#### RECORDS FOR THIS TASK

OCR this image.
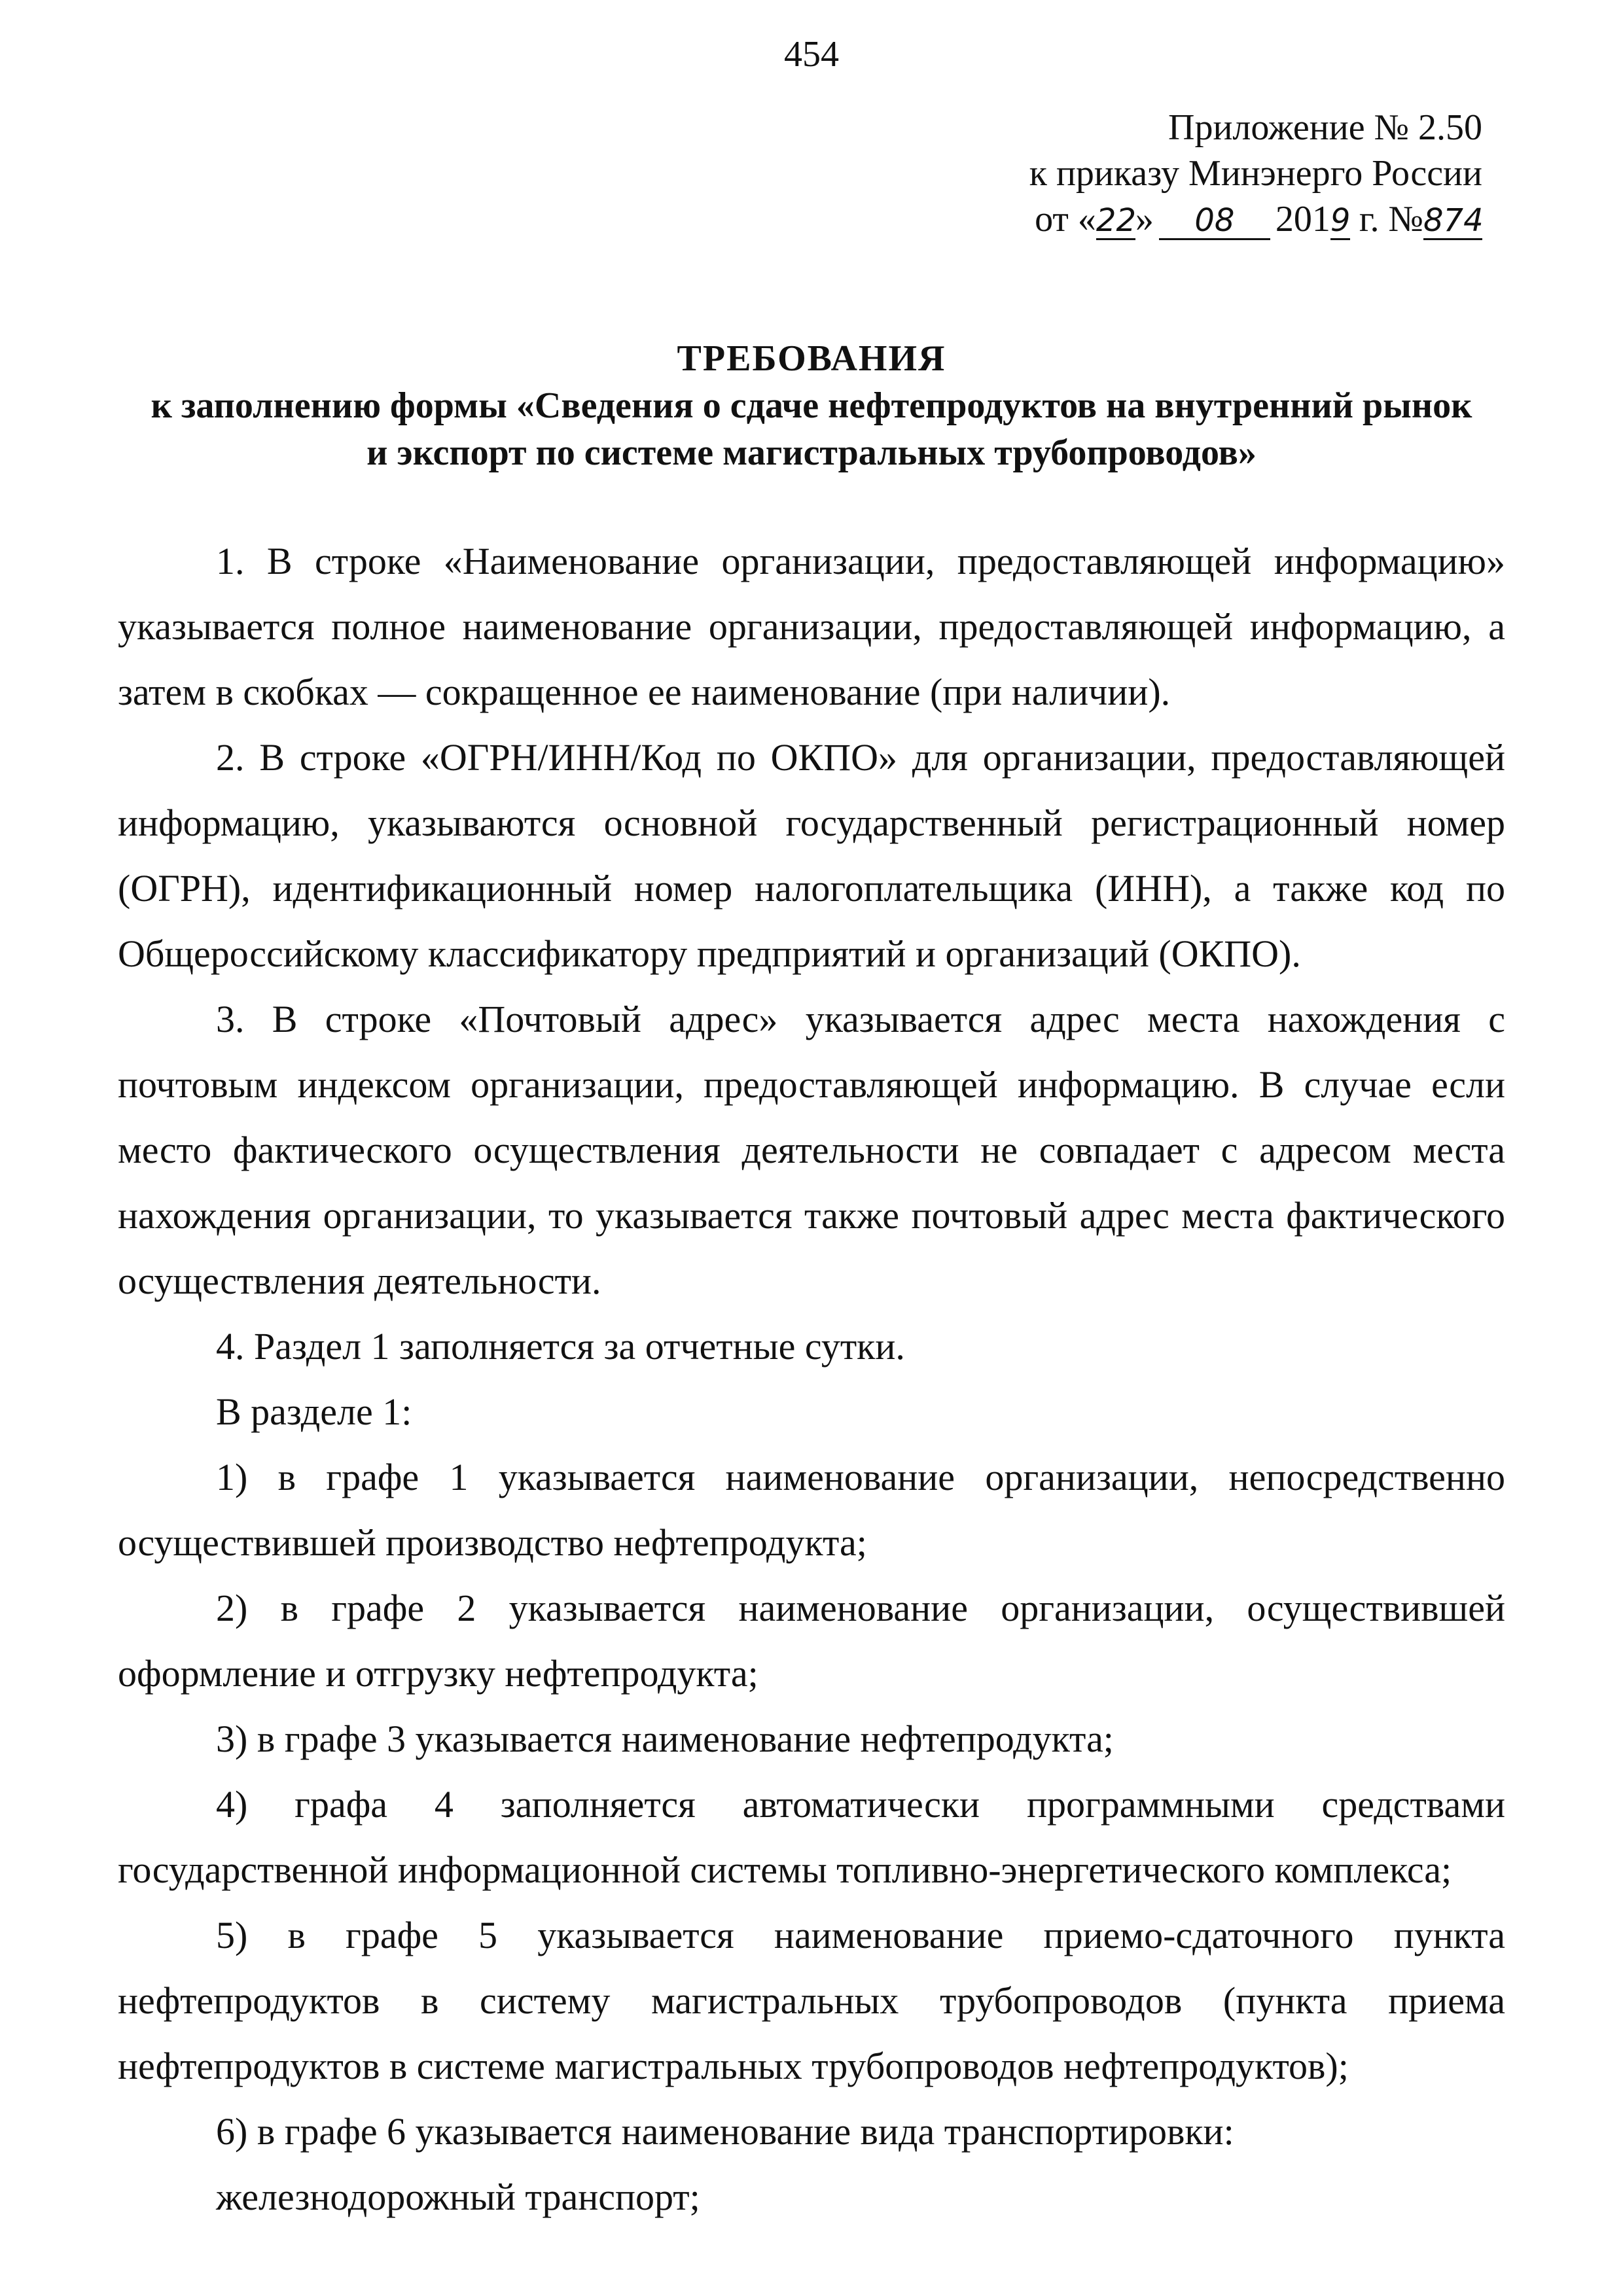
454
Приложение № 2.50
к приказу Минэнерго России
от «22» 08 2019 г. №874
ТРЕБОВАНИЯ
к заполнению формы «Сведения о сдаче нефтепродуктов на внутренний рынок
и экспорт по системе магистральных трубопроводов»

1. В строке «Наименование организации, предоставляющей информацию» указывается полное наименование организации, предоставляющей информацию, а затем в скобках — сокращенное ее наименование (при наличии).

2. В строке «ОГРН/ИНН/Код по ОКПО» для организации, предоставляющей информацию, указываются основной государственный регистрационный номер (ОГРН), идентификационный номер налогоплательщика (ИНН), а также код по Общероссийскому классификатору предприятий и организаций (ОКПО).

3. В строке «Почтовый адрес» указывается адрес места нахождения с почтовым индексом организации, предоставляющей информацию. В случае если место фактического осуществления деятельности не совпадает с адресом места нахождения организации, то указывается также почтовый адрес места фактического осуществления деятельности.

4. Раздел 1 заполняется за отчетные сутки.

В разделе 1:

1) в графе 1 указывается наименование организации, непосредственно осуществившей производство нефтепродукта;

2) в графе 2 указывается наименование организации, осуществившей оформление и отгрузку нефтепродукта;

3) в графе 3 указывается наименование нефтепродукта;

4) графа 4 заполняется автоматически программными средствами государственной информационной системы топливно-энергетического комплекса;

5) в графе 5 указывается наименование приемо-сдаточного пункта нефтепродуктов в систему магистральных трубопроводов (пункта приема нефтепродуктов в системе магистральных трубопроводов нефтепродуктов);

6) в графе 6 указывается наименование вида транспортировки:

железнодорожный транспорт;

########

Restate the full listing verbatim and drop every picture.

OCR this image.
454
Приложение № 2.50
к приказу Минэнерго России
от «22» 08 2019 г. №874
ТРЕБОВАНИЯ
к заполнению формы «Сведения о сдаче нефтепродуктов на внутренний рынок
и экспорт по системе магистральных трубопроводов»

1. В строке «Наименование организации, предоставляющей информацию» указывается полное наименование организации, предоставляющей информацию, а затем в скобках — сокращенное ее наименование (при наличии).

2. В строке «ОГРН/ИНН/Код по ОКПО» для организации, предоставляющей информацию, указываются основной государственный регистрационный номер (ОГРН), идентификационный номер налогоплательщика (ИНН), а также код по Общероссийскому классификатору предприятий и организаций (ОКПО).

3. В строке «Почтовый адрес» указывается адрес места нахождения с почтовым индексом организации, предоставляющей информацию. В случае если место фактического осуществления деятельности не совпадает с адресом места нахождения организации, то указывается также почтовый адрес места фактического осуществления деятельности.

4. Раздел 1 заполняется за отчетные сутки.

В разделе 1:

1) в графе 1 указывается наименование организации, непосредственно осуществившей производство нефтепродукта;

2) в графе 2 указывается наименование организации, осуществившей оформление и отгрузку нефтепродукта;

3) в графе 3 указывается наименование нефтепродукта;

4) графа 4 заполняется автоматически программными средствами государственной информационной системы топливно-энергетического комплекса;

5) в графе 5 указывается наименование приемо-сдаточного пункта нефтепродуктов в систему магистральных трубопроводов (пункта приема нефтепродуктов в системе магистральных трубопроводов нефтепродуктов);

6) в графе 6 указывается наименование вида транспортировки:

железнодорожный транспорт;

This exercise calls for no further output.